--- WHAT YOU NEED TO DO ---
Output as a numbered list the lines of the listing between the line containing "Patent image size: (553, 931)." and the line containing "The spot color replacement element 24S", inclusive, leaving out any blank lines.

--- RAW DATA ---
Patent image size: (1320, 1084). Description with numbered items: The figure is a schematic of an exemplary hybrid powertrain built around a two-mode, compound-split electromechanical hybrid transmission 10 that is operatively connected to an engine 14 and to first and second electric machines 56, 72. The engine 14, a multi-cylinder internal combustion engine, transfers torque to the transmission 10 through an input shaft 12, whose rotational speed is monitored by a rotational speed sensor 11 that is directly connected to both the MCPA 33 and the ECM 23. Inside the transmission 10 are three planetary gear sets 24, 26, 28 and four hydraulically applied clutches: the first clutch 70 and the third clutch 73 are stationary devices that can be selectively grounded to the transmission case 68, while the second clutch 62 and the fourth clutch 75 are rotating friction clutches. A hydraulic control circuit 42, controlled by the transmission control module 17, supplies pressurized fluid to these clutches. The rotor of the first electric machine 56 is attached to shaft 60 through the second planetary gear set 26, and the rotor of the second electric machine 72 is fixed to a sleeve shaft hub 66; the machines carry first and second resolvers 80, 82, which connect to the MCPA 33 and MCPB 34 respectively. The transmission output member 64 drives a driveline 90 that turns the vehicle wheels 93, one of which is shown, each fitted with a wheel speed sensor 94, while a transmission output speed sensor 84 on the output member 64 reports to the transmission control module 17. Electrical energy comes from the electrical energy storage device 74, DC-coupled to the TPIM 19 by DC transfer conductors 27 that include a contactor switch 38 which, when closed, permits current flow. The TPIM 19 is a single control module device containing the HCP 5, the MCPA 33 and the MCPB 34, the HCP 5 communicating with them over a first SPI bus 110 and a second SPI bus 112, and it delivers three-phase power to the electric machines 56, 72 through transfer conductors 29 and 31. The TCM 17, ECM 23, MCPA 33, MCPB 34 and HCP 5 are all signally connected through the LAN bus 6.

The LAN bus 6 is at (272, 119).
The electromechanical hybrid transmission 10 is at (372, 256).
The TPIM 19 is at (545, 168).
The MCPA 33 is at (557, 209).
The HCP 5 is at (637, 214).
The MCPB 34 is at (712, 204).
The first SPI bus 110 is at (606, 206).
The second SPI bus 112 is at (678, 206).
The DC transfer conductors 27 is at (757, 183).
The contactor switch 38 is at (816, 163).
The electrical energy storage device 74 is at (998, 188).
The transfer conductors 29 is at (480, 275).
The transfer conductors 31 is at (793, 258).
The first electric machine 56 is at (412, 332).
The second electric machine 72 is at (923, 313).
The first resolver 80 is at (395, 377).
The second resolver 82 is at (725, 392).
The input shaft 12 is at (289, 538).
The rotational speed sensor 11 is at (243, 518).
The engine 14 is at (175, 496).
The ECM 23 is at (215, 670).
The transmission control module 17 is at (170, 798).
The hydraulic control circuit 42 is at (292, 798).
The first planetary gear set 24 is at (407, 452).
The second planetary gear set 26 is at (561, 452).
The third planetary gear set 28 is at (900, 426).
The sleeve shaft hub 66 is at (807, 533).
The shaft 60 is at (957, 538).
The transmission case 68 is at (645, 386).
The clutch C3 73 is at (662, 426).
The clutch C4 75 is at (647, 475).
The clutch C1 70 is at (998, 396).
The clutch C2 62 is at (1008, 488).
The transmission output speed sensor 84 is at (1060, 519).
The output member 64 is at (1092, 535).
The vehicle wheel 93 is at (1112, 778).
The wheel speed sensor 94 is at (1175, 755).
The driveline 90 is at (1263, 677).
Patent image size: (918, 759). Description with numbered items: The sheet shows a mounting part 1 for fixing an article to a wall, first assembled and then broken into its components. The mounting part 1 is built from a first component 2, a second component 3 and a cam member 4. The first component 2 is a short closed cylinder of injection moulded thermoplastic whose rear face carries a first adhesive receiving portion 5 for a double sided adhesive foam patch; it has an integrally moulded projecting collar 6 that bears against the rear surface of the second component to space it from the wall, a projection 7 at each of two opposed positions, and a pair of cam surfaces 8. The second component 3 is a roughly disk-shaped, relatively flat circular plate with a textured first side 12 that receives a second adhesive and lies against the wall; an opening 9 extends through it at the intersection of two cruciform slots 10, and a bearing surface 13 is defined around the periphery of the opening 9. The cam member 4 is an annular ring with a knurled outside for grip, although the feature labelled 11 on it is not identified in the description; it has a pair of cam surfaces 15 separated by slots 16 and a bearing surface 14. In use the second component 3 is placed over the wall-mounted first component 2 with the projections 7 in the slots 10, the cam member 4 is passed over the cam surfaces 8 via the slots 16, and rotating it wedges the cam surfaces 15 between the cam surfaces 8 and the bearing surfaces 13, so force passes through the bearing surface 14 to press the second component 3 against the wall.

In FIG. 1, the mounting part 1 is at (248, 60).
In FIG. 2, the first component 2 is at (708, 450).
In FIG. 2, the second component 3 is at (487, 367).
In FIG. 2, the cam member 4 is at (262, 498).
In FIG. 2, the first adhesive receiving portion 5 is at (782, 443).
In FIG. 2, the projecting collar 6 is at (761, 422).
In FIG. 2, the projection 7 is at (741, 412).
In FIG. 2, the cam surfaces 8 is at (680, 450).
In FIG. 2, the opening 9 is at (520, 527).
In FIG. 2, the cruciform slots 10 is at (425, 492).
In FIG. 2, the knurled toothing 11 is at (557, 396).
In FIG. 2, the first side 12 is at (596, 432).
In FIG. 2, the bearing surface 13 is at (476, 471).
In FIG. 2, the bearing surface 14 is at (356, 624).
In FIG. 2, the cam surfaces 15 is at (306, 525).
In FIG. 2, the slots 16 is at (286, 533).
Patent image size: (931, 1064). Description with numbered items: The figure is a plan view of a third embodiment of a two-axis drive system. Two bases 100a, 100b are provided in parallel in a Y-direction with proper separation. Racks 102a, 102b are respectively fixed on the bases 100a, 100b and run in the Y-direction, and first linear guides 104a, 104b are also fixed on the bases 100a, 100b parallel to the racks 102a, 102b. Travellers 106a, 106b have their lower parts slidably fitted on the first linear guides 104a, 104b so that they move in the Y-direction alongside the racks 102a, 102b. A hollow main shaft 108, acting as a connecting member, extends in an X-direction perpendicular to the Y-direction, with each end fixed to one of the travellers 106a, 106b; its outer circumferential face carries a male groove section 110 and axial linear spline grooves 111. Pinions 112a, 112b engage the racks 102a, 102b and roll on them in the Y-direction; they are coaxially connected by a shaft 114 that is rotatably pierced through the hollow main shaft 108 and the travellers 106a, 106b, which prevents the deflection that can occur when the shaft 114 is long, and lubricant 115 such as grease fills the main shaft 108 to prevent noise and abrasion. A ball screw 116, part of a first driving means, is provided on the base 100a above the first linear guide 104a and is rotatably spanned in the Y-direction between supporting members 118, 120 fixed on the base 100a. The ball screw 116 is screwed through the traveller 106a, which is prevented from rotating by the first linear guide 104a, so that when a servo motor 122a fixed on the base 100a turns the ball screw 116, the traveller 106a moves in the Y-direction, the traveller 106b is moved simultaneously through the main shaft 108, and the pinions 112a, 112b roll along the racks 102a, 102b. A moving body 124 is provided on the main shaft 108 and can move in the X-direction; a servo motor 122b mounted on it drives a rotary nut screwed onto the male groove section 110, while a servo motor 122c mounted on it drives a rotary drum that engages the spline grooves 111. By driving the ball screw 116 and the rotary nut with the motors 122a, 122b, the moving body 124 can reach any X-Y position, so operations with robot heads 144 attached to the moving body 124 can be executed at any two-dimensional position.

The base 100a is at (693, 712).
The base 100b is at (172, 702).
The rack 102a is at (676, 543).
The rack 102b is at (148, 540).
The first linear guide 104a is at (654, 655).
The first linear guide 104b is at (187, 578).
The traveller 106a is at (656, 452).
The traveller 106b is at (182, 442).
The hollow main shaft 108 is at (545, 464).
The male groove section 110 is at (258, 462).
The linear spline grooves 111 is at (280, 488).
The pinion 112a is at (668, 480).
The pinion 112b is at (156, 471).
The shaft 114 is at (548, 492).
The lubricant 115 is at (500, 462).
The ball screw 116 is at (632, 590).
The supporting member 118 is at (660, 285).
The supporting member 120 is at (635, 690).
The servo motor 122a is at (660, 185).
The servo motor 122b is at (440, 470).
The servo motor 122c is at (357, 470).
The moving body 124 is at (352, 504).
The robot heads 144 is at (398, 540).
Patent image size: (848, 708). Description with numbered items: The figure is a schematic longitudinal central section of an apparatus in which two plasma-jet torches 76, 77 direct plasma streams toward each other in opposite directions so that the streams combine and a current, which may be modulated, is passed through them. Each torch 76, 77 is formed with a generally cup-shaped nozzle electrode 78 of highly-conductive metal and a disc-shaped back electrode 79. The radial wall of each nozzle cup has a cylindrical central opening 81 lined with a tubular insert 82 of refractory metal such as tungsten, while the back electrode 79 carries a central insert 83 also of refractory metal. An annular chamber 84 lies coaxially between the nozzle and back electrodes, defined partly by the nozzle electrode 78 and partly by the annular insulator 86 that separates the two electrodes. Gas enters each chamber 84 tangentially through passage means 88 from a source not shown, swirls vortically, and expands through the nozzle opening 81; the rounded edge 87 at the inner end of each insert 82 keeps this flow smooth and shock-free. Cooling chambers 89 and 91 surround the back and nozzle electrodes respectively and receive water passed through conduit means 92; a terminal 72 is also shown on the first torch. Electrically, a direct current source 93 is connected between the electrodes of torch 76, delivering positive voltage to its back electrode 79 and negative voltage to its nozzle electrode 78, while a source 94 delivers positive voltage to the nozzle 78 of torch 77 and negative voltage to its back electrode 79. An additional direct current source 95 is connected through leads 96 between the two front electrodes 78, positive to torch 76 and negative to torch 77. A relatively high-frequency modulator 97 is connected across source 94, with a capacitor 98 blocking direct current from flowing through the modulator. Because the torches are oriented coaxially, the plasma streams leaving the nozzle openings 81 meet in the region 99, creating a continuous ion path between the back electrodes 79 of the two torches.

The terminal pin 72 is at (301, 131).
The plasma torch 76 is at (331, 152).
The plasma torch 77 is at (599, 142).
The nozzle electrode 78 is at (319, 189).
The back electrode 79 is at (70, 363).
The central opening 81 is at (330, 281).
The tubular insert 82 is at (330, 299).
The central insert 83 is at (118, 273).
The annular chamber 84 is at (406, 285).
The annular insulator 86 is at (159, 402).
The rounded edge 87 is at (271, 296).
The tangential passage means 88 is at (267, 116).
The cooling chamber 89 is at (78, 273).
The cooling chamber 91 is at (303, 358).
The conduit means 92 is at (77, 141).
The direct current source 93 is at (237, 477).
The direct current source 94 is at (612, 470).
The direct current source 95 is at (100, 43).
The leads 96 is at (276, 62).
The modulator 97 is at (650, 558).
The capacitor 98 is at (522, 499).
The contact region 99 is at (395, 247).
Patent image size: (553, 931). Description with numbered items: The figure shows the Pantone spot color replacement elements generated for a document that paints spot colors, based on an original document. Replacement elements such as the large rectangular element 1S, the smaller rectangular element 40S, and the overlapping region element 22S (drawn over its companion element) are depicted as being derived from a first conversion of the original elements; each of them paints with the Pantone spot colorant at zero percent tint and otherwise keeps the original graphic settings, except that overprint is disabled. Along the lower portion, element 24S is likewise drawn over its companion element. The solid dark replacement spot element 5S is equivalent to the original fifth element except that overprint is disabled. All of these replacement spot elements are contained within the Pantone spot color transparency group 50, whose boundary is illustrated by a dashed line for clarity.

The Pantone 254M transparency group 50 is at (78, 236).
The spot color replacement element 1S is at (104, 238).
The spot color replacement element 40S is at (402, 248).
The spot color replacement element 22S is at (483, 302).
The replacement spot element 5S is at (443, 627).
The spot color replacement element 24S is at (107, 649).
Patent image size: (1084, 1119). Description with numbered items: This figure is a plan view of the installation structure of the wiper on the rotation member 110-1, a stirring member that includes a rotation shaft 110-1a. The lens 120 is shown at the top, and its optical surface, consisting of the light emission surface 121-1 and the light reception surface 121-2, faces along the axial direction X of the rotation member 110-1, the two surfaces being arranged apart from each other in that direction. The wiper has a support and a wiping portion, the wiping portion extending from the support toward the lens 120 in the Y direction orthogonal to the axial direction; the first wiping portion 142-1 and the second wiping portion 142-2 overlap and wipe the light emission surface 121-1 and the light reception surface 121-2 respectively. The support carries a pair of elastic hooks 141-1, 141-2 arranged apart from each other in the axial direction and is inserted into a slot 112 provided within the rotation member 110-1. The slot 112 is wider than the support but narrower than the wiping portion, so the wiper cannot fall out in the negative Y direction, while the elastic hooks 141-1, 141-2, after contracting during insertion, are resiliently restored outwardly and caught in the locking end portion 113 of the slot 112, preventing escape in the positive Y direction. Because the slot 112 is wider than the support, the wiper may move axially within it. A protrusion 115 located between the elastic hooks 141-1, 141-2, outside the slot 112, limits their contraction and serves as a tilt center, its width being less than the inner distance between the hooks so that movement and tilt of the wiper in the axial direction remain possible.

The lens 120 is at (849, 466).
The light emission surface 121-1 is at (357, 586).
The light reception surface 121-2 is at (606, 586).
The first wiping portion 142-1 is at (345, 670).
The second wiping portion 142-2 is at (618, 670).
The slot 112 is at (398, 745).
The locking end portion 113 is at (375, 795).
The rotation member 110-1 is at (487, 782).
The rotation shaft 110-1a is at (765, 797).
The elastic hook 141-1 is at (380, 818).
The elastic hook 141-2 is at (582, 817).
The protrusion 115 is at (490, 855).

--- SOLUTION FOR THIS TASK ---
1. Patent image size: (553, 931). Description with numbered items: The figure shows the Pantone spot color replacement elements generated for a document that paints spot colors, based on an original document. Replacement elements such as the large rectangular element 1S, the smaller rectangular element 40S, and the overlapping region element 22S (drawn over its companion element) are depicted as being derived from a first conversion of the original elements; each of them paints with the Pantone spot colorant at zero percent tint and otherwise keeps the original graphic settings, except that overprint is disabled. Along the lower portion, element 24S is likewise drawn over its companion element. The solid dark replacement spot element 5S is equivalent to the original fifth element except that overprint is disabled. All of these replacement spot elements are contained within the Pantone spot color transparency group 50, whose boundary is illustrated by a dashed line for clarity.
2. The Pantone 254M transparency group 50 is at (78, 236).
3. The spot color replacement element 1S is at (104, 238).
4. The spot color replacement element 40S is at (402, 248).
5. The spot color replacement element 22S is at (483, 302).
6. The replacement spot element 5S is at (443, 627).
7. The spot color replacement element 24S is at (107, 649).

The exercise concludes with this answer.